» **Description of the task**:
Search the records for "name". Copy every line where it appears.

[Records]
· · ·

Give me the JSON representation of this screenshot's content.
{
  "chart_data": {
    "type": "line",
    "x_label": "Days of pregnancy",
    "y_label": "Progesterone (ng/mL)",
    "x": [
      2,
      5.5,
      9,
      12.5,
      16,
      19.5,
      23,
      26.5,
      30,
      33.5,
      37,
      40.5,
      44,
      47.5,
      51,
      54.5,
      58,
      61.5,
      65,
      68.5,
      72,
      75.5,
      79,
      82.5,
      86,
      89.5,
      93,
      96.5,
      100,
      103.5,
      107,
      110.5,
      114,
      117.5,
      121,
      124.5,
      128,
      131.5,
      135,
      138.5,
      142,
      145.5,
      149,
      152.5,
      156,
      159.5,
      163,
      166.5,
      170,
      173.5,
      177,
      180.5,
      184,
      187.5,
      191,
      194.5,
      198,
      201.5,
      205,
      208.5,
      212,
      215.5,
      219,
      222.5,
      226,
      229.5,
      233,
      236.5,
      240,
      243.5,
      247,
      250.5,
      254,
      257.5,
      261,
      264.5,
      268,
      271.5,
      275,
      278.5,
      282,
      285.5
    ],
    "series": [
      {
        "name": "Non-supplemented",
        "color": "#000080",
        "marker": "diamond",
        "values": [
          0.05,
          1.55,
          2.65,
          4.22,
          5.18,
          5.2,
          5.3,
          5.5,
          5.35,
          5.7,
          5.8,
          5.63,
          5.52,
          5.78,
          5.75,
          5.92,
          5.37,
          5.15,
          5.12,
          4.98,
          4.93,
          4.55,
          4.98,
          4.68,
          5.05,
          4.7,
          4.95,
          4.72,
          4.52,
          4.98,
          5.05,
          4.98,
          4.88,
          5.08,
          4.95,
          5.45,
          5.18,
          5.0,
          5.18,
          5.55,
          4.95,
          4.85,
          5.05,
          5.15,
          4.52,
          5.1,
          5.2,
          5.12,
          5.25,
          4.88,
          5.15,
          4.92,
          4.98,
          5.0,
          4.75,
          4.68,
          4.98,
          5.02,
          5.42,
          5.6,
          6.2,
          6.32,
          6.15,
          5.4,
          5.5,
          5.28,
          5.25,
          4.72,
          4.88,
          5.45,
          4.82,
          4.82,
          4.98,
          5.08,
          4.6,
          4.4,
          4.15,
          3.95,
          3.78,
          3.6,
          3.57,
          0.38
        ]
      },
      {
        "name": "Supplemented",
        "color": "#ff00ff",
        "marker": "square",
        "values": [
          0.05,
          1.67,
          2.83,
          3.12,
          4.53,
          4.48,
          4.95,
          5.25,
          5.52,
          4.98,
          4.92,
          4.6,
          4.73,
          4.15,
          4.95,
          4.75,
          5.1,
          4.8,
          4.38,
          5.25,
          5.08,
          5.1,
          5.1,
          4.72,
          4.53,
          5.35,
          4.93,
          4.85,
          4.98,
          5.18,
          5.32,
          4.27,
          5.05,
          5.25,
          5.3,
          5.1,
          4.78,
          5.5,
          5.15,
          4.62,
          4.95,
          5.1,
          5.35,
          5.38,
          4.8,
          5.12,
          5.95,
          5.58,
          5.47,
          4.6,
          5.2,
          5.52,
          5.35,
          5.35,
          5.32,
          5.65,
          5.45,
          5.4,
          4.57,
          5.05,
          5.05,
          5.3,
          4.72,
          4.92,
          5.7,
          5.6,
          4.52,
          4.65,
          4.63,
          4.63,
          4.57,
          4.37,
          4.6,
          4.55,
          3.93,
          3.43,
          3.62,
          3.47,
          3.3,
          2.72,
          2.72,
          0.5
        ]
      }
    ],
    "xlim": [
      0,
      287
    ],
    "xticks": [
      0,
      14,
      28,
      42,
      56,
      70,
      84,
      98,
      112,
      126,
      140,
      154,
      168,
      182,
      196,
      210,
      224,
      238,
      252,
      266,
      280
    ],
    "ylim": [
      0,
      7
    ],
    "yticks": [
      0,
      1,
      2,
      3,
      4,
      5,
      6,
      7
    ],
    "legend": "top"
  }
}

· · ·

» **Output for this exercise**:
        "name": "Non-supplemented",
        "name": "Supplemented",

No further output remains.